■ DATA RECORDS:
--- BEGIN ---
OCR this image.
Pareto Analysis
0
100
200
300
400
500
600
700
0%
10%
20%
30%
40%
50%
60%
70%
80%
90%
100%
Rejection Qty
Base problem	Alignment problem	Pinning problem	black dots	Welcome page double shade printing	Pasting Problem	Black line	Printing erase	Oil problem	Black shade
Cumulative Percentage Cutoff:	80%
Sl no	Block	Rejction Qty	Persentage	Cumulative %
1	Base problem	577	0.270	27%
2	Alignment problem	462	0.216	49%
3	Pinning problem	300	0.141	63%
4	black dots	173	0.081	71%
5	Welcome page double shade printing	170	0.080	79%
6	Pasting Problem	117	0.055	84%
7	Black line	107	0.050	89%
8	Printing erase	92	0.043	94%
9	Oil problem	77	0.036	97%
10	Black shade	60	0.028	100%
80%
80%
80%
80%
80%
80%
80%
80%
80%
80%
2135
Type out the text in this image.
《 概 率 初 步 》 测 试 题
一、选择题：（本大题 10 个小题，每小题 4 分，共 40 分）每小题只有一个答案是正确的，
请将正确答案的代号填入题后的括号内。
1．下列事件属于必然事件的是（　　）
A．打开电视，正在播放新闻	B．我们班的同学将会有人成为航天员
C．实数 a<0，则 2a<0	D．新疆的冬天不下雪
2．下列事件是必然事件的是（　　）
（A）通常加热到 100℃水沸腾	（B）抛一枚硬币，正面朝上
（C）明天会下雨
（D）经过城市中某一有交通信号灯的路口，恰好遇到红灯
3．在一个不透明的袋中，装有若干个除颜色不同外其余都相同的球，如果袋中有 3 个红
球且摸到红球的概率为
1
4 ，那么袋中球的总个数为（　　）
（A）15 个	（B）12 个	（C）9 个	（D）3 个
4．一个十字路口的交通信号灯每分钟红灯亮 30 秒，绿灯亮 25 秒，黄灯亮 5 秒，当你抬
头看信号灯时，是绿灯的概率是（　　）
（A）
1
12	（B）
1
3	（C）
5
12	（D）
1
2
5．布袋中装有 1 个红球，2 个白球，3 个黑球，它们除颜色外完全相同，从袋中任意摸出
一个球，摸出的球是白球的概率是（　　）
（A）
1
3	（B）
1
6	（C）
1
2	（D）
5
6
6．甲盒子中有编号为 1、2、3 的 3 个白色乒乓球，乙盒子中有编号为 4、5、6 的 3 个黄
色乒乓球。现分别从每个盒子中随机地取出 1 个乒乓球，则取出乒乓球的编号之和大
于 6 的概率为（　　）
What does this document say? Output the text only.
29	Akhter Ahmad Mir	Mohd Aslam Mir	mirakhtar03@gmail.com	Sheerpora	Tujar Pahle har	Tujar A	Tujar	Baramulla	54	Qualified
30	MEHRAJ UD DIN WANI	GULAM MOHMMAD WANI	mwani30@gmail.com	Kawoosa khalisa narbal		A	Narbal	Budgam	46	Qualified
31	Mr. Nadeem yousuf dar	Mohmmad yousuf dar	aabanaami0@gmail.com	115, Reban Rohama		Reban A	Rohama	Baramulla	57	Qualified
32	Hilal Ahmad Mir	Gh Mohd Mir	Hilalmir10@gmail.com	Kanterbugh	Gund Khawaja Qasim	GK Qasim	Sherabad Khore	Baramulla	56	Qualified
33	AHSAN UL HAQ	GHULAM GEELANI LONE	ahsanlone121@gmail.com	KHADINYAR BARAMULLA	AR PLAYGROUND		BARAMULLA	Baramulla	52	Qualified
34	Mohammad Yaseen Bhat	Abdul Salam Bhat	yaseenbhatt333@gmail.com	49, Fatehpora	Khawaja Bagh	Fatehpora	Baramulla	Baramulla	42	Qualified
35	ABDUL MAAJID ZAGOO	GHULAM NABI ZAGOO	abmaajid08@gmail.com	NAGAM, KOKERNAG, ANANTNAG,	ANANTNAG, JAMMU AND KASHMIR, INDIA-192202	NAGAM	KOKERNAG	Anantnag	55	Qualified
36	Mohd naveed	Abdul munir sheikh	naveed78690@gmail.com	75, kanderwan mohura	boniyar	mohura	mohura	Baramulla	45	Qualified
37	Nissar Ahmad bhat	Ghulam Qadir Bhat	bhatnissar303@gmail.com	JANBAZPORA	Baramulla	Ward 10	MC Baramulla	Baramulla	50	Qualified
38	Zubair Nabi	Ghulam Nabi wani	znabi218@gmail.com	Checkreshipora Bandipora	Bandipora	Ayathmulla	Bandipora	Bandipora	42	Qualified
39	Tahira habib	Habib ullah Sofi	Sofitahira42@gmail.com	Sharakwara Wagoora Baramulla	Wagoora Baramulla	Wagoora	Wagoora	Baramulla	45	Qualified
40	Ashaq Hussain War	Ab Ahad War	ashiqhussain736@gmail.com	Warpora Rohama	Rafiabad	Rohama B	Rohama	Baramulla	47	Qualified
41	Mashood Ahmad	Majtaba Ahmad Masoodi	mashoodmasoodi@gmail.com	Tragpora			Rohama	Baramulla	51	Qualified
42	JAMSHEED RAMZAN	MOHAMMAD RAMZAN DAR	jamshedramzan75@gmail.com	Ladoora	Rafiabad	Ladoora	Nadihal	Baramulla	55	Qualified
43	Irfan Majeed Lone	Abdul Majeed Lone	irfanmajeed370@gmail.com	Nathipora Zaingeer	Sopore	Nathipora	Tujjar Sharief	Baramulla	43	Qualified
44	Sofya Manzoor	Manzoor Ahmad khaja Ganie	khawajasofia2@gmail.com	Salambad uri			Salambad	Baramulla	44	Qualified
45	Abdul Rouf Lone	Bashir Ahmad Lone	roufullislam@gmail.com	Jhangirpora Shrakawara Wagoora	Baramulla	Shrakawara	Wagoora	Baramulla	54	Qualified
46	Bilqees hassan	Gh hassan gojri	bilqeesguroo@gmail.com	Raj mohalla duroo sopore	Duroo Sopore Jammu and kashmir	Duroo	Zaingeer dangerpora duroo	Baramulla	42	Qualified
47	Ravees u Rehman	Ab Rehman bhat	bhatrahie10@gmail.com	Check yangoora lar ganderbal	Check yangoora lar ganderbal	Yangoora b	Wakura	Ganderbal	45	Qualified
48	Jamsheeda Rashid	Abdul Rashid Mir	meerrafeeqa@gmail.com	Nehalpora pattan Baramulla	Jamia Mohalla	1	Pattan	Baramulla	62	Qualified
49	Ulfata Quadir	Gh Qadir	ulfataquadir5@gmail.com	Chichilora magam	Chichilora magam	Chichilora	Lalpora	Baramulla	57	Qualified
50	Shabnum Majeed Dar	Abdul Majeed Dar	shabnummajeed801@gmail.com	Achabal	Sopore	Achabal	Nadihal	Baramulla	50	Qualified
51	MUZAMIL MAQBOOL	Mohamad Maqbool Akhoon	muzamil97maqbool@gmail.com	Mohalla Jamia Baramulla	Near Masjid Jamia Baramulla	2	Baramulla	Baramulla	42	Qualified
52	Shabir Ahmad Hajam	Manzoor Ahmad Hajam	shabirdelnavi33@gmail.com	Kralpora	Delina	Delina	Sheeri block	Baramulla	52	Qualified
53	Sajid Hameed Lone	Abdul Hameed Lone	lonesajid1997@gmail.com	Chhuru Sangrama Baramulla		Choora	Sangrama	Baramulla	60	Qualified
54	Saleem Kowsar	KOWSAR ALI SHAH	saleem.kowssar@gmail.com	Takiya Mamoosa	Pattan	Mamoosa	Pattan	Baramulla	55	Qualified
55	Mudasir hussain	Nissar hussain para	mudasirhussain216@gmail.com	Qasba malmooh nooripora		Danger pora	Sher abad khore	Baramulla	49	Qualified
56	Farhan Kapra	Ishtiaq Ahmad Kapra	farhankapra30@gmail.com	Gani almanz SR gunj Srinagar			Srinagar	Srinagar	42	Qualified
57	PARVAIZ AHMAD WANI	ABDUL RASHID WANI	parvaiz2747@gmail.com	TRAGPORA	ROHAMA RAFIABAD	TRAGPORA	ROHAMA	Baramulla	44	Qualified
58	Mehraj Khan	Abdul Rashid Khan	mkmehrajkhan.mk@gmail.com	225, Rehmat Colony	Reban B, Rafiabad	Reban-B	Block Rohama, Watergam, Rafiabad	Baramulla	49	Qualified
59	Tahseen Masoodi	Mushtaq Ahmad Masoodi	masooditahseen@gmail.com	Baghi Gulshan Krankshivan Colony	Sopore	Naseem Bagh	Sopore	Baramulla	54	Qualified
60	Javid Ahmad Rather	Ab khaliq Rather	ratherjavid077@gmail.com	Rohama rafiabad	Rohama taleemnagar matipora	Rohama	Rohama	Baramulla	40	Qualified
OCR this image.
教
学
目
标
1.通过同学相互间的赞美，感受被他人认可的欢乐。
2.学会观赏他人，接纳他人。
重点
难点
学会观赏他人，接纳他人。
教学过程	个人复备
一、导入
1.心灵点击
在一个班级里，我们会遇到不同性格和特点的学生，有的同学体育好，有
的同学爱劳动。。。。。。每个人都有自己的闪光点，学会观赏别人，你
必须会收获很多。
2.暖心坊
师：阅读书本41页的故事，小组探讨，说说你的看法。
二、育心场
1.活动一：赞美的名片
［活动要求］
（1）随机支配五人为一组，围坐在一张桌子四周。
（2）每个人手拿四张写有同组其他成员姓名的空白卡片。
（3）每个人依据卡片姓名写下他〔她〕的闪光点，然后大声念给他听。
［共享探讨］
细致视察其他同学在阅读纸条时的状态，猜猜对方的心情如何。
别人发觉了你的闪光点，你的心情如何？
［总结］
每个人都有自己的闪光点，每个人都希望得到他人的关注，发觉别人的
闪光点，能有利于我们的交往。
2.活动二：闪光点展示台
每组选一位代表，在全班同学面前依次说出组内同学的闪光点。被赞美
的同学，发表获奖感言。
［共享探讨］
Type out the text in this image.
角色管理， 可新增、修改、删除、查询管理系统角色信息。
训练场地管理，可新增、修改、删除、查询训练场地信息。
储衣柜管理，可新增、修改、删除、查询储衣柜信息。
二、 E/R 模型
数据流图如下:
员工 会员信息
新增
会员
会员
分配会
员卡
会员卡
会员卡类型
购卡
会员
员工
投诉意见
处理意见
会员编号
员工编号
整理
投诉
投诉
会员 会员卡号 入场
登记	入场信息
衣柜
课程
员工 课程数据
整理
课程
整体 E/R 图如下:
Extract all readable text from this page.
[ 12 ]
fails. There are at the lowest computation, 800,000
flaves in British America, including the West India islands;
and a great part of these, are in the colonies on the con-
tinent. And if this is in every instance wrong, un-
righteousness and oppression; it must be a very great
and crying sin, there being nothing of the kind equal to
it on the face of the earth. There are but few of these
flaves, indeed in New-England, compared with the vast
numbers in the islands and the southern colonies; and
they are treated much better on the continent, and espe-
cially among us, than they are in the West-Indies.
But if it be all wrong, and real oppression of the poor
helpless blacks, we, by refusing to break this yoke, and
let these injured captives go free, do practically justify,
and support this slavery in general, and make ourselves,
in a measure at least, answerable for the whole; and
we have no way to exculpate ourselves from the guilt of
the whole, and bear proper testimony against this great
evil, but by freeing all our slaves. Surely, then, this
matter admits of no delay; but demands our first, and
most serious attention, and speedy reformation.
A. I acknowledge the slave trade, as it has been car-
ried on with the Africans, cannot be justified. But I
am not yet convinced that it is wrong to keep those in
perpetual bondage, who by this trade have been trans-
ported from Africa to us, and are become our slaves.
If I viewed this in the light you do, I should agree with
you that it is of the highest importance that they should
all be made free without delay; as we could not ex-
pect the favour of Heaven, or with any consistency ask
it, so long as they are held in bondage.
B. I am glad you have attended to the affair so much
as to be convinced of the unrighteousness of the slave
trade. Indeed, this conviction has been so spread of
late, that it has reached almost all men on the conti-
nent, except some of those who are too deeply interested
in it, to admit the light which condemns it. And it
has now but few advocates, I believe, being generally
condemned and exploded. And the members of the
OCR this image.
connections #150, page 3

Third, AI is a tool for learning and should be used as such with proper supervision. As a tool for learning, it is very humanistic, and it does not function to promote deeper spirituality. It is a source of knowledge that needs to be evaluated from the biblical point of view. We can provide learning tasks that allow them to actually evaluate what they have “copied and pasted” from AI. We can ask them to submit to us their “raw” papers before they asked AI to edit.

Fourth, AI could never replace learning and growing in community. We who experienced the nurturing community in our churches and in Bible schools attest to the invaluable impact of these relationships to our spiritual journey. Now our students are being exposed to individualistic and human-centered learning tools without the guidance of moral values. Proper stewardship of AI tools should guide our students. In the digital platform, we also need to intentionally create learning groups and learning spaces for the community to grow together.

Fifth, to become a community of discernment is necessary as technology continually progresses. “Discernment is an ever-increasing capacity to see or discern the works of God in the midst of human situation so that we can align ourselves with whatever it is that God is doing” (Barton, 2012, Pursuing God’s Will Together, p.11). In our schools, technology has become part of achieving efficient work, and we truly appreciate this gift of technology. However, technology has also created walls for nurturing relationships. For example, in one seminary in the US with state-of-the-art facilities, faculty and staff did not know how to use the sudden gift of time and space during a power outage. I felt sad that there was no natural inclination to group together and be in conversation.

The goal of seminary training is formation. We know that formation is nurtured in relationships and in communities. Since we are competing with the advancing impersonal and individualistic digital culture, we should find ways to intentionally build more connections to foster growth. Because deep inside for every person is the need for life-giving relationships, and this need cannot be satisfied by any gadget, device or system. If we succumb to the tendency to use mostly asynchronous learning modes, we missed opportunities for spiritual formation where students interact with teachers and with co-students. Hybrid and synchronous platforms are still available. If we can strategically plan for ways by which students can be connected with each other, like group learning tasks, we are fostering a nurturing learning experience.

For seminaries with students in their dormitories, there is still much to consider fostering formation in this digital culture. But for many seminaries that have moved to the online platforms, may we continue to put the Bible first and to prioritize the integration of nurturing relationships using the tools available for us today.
--- END ---
■ TO DO:
Among the lines of the material, find those that hold the word "Wagoora" and copy them.

■ RIGHT ANSWER:
39	Tahira habib	Habib ullah Sofi	Sofitahira42@gmail.com	Sharakwara Wagoora Baramulla	Wagoora Baramulla	Wagoora	Wagoora	Baramulla	45	Qualified
45	Abdul Rouf Lone	Bashir Ahmad Lone	roufullislam@gmail.com	Jhangirpora Shrakawara Wagoora	Baramulla	Shrakawara	Wagoora	Baramulla	54	Qualified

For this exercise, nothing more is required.